[start of INPUT FOR THIS TASK]

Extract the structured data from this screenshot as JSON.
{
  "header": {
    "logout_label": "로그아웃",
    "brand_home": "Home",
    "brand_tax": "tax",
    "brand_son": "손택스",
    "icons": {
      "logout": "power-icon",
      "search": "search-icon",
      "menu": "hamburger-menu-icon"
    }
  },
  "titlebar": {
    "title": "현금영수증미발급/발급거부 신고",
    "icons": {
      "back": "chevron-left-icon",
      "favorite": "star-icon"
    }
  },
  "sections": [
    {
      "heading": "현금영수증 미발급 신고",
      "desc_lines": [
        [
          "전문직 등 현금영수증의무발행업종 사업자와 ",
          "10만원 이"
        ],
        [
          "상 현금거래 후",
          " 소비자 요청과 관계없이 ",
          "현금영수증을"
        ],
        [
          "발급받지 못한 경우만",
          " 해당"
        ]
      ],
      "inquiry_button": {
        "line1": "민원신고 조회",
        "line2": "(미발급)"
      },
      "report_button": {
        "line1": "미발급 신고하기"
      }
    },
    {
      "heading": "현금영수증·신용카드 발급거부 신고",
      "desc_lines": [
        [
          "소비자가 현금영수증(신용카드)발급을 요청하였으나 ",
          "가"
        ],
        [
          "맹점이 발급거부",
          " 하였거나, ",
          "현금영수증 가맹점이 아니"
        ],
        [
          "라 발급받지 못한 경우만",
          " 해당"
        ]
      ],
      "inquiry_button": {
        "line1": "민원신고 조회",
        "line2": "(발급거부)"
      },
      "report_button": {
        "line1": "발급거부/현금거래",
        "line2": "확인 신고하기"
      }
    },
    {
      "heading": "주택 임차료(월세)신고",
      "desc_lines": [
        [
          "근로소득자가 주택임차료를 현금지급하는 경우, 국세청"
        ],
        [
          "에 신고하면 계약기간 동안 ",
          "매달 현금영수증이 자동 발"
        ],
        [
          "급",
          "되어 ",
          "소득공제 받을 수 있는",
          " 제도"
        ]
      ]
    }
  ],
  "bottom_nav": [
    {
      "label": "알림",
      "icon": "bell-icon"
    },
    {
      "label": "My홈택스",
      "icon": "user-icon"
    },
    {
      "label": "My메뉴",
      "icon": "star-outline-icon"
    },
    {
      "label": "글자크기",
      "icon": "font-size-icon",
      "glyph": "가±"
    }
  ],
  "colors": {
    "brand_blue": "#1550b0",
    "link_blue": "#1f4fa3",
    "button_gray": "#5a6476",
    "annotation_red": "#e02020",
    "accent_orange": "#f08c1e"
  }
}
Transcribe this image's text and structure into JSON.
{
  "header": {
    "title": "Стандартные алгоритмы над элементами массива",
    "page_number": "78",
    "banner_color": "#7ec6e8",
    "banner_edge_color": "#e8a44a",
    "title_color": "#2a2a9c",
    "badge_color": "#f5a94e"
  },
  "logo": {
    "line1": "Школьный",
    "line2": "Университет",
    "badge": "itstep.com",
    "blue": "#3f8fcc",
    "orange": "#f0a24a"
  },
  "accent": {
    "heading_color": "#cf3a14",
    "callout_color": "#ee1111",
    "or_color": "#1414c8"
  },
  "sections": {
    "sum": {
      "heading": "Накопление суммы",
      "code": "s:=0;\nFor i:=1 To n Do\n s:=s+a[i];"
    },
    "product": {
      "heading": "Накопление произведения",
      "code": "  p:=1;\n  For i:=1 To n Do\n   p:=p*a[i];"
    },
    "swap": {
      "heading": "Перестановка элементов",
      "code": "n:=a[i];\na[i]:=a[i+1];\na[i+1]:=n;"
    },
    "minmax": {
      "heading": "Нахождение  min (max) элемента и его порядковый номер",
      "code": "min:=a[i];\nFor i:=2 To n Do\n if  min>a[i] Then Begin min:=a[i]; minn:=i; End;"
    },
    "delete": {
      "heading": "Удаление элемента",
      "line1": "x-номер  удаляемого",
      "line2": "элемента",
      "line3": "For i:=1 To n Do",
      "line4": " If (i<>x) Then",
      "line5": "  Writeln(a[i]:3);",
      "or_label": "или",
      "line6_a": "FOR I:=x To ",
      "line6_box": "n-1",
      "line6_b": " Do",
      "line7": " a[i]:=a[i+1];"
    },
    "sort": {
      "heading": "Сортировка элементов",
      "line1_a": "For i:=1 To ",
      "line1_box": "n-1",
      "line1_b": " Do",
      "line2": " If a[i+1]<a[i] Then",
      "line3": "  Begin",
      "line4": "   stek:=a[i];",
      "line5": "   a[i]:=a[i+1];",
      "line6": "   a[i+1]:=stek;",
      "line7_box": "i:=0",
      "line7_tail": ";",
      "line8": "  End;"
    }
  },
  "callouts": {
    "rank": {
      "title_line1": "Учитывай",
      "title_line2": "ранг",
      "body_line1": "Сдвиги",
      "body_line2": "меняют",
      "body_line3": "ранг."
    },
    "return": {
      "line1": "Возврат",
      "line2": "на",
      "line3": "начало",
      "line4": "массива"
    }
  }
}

[end of INPUT FOR THIS TASK]

Give every line of the material again, exactly as it reads.

▸ RESPONSE TO THIS TASK
Extract the structured data from this screenshot as JSON.
{
  "header": {
    "logout_label": "로그아웃",
    "brand_home": "Home",
    "brand_tax": "tax",
    "brand_son": "손택스",
    "icons": {
      "logout": "power-icon",
      "search": "search-icon",
      "menu": "hamburger-menu-icon"
    }
  },
  "titlebar": {
    "title": "현금영수증미발급/발급거부 신고",
    "icons": {
      "back": "chevron-left-icon",
      "favorite": "star-icon"
    }
  },
  "sections": [
    {
      "heading": "현금영수증 미발급 신고",
      "desc_lines": [
        [
          "전문직 등 현금영수증의무발행업종 사업자와 ",
          "10만원 이"
        ],
        [
          "상 현금거래 후",
          " 소비자 요청과 관계없이 ",
          "현금영수증을"
        ],
        [
          "발급받지 못한 경우만",
          " 해당"
        ]
      ],
      "inquiry_button": {
        "line1": "민원신고 조회",
        "line2": "(미발급)"
      },
      "report_button": {
        "line1": "미발급 신고하기"
      }
    },
    {
      "heading": "현금영수증·신용카드 발급거부 신고",
      "desc_lines": [
        [
          "소비자가 현금영수증(신용카드)발급을 요청하였으나 ",
          "가"
        ],
        [
          "맹점이 발급거부",
          " 하였거나, ",
          "현금영수증 가맹점이 아니"
        ],
        [
          "라 발급받지 못한 경우만",
          " 해당"
        ]
      ],
      "inquiry_button": {
        "line1": "민원신고 조회",
        "line2": "(발급거부)"
      },
      "report_button": {
        "line1": "발급거부/현금거래",
        "line2": "확인 신고하기"
      }
    },
    {
      "heading": "주택 임차료(월세)신고",
      "desc_lines": [
        [
          "근로소득자가 주택임차료를 현금지급하는 경우, 국세청"
        ],
        [
          "에 신고하면 계약기간 동안 ",
          "매달 현금영수증이 자동 발"
        ],
        [
          "급",
          "되어 ",
          "소득공제 받을 수 있는",
          " 제도"
        ]
      ]
    }
  ],
  "bottom_nav": [
    {
      "label": "알림",
      "icon": "bell-icon"
    },
    {
      "label": "My홈택스",
      "icon": "user-icon"
    },
    {
      "label": "My메뉴",
      "icon": "star-outline-icon"
    },
    {
      "label": "글자크기",
      "icon": "font-size-icon",
      "glyph": "가±"
    }
  ],
  "colors": {
    "brand_blue": "#1550b0",
    "link_blue": "#1f4fa3",
    "button_gray": "#5a6476",
    "annotation_red": "#e02020",
    "accent_orange": "#f08c1e"
  }
}
Transcribe this image's text and structure into JSON.
{
  "header": {
    "title": "Стандартные алгоритмы над элементами массива",
    "page_number": "78",
    "banner_color": "#7ec6e8",
    "banner_edge_color": "#e8a44a",
    "title_color": "#2a2a9c",
    "badge_color": "#f5a94e"
  },
  "logo": {
    "line1": "Школьный",
    "line2": "Университет",
    "badge": "itstep.com",
    "blue": "#3f8fcc",
    "orange": "#f0a24a"
  },
  "accent": {
    "heading_color": "#cf3a14",
    "callout_color": "#ee1111",
    "or_color": "#1414c8"
  },
  "sections": {
    "sum": {
      "heading": "Накопление суммы",
      "code": "s:=0;\nFor i:=1 To n Do\n s:=s+a[i];"
    },
    "product": {
      "heading": "Накопление произведения",
      "code": "  p:=1;\n  For i:=1 To n Do\n   p:=p*a[i];"
    },
    "swap": {
      "heading": "Перестановка элементов",
      "code": "n:=a[i];\na[i]:=a[i+1];\na[i+1]:=n;"
    },
    "minmax": {
      "heading": "Нахождение  min (max) элемента и его порядковый номер",
      "code": "min:=a[i];\nFor i:=2 To n Do\n if  min>a[i] Then Begin min:=a[i]; minn:=i; End;"
    },
    "delete": {
      "heading": "Удаление элемента",
      "line1": "x-номер  удаляемого",
      "line2": "элемента",
      "line3": "For i:=1 To n Do",
      "line4": " If (i<>x) Then",
      "line5": "  Writeln(a[i]:3);",
      "or_label": "или",
      "line6_a": "FOR I:=x To ",
      "line6_box": "n-1",
      "line6_b": " Do",
      "line7": " a[i]:=a[i+1];"
    },
    "sort": {
      "heading": "Сортировка элементов",
      "line1_a": "For i:=1 To ",
      "line1_box": "n-1",
      "line1_b": " Do",
      "line2": " If a[i+1]<a[i] Then",
      "line3": "  Begin",
      "line4": "   stek:=a[i];",
      "line5": "   a[i]:=a[i+1];",
      "line6": "   a[i+1]:=stek;",
      "line7_box": "i:=0",
      "line7_tail": ";",
      "line8": "  End;"
    }
  },
  "callouts": {
    "rank": {
      "title_line1": "Учитывай",
      "title_line2": "ранг",
      "body_line1": "Сдвиги",
      "body_line2": "меняют",
      "body_line3": "ранг."
    },
    "return": {
      "line1": "Возврат",
      "line2": "на",
      "line3": "начало",
      "line4": "массива"
    }
  }
}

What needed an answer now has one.